- [Exercise]: Reproduce each of the entries below verbatim, line for line.

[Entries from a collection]
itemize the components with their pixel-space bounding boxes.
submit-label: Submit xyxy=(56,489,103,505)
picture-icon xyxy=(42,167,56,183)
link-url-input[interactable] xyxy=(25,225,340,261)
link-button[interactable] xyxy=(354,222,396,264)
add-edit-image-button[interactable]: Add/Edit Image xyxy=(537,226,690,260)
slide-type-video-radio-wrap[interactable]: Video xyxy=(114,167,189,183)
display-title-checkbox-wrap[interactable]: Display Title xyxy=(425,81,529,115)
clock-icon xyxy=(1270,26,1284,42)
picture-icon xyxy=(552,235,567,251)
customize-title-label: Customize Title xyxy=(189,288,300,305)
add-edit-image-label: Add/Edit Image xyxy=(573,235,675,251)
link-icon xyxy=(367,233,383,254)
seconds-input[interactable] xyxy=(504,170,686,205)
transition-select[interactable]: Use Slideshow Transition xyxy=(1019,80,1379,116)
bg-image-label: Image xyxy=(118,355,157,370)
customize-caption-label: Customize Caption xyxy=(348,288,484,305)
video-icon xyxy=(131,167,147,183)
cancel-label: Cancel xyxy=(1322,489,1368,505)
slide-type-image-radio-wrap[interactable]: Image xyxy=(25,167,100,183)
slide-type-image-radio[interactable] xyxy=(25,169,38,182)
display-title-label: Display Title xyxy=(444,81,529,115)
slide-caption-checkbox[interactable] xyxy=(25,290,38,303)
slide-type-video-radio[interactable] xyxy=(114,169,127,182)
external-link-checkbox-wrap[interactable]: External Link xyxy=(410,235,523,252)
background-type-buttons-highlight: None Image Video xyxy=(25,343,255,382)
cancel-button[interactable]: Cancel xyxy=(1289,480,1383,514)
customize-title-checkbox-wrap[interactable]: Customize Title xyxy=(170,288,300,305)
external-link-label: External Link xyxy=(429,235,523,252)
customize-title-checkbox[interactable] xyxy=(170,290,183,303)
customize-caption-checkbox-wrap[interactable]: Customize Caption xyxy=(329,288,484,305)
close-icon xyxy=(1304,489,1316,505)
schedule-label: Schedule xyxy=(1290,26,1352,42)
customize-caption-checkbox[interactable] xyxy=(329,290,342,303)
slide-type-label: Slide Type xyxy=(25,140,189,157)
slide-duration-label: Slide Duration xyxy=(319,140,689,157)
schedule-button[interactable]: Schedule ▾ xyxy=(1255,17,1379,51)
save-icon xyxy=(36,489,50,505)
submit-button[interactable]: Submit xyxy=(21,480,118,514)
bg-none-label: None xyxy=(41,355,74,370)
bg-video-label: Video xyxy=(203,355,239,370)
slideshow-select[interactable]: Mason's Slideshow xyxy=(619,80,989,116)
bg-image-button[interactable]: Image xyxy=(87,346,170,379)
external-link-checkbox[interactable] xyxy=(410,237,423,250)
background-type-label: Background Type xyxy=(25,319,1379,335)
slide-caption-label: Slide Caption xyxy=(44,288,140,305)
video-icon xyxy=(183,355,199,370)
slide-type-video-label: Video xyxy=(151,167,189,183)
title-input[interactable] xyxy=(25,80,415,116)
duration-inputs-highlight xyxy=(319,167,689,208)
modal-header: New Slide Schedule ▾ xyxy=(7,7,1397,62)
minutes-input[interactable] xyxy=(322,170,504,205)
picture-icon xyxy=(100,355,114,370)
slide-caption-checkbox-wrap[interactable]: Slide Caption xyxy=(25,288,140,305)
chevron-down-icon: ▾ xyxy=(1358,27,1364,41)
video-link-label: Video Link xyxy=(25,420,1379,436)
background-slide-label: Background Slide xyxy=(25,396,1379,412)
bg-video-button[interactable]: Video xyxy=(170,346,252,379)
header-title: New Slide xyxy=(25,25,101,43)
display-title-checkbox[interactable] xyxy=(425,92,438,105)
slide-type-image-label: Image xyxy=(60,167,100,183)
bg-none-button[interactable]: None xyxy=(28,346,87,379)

- [Correct answer]:
itemize the components with their pixel-space bounding boxes.
submit-label: Submit xyxy=(56,489,103,505)
picture-icon xyxy=(42,167,56,183)
link-url-input[interactable] xyxy=(25,225,340,261)
link-button[interactable] xyxy=(354,222,396,264)
add-edit-image-button[interactable]: Add/Edit Image xyxy=(537,226,690,260)
slide-type-video-radio-wrap[interactable]: Video xyxy=(114,167,189,183)
display-title-checkbox-wrap[interactable]: Display Title xyxy=(425,81,529,115)
clock-icon xyxy=(1270,26,1284,42)
picture-icon xyxy=(552,235,567,251)
customize-title-label: Customize Title xyxy=(189,288,300,305)
add-edit-image-label: Add/Edit Image xyxy=(573,235,675,251)
link-icon xyxy=(367,233,383,254)
seconds-input[interactable] xyxy=(504,170,686,205)
transition-select[interactable]: Use Slideshow Transition xyxy=(1019,80,1379,116)
bg-image-label: Image xyxy=(118,355,157,370)
customize-caption-label: Customize Caption xyxy=(348,288,484,305)
video-icon xyxy=(131,167,147,183)
cancel-label: Cancel xyxy=(1322,489,1368,505)
slide-type-image-radio-wrap[interactable]: Image xyxy=(25,167,100,183)
slide-type-image-radio[interactable] xyxy=(25,169,38,182)
display-title-label: Display Title xyxy=(444,81,529,115)
slide-caption-checkbox[interactable] xyxy=(25,290,38,303)
slide-type-video-radio[interactable] xyxy=(114,169,127,182)
external-link-checkbox-wrap[interactable]: External Link xyxy=(410,235,523,252)
background-type-buttons-highlight: None Image Video xyxy=(25,343,255,382)
cancel-button[interactable]: Cancel xyxy=(1289,480,1383,514)
customize-title-checkbox-wrap[interactable]: Customize Title xyxy=(170,288,300,305)
external-link-label: External Link xyxy=(429,235,523,252)
customize-title-checkbox[interactable] xyxy=(170,290,183,303)
customize-caption-checkbox-wrap[interactable]: Customize Caption xyxy=(329,288,484,305)
close-icon xyxy=(1304,489,1316,505)
schedule-label: Schedule xyxy=(1290,26,1352,42)
customize-caption-checkbox[interactable] xyxy=(329,290,342,303)
slide-type-label: Slide Type xyxy=(25,140,189,157)
slide-duration-label: Slide Duration xyxy=(319,140,689,157)
schedule-button[interactable]: Schedule ▾ xyxy=(1255,17,1379,51)
save-icon xyxy=(36,489,50,505)
submit-button[interactable]: Submit xyxy=(21,480,118,514)
bg-none-label: None xyxy=(41,355,74,370)
bg-video-label: Video xyxy=(203,355,239,370)
slideshow-select[interactable]: Mason's Slideshow xyxy=(619,80,989,116)
bg-image-button[interactable]: Image xyxy=(87,346,170,379)
external-link-checkbox[interactable] xyxy=(410,237,423,250)
background-type-label: Background Type xyxy=(25,319,1379,335)
slide-caption-label: Slide Caption xyxy=(44,288,140,305)
video-icon xyxy=(183,355,199,370)
slide-type-video-label: Video xyxy=(151,167,189,183)
title-input[interactable] xyxy=(25,80,415,116)
duration-inputs-highlight xyxy=(319,167,689,208)
modal-header: New Slide Schedule ▾ xyxy=(7,7,1397,62)
minutes-input[interactable] xyxy=(322,170,504,205)
picture-icon xyxy=(100,355,114,370)
slide-caption-checkbox-wrap[interactable]: Slide Caption xyxy=(25,288,140,305)
chevron-down-icon: ▾ xyxy=(1358,27,1364,41)
video-link-label: Video Link xyxy=(25,420,1379,436)
background-slide-label: Background Slide xyxy=(25,396,1379,412)
bg-video-button[interactable]: Video xyxy=(170,346,252,379)
header-title: New Slide xyxy=(25,25,101,43)
display-title-checkbox[interactable] xyxy=(425,92,438,105)
slide-type-image-label: Image xyxy=(60,167,100,183)
bg-none-button[interactable]: None xyxy=(28,346,87,379)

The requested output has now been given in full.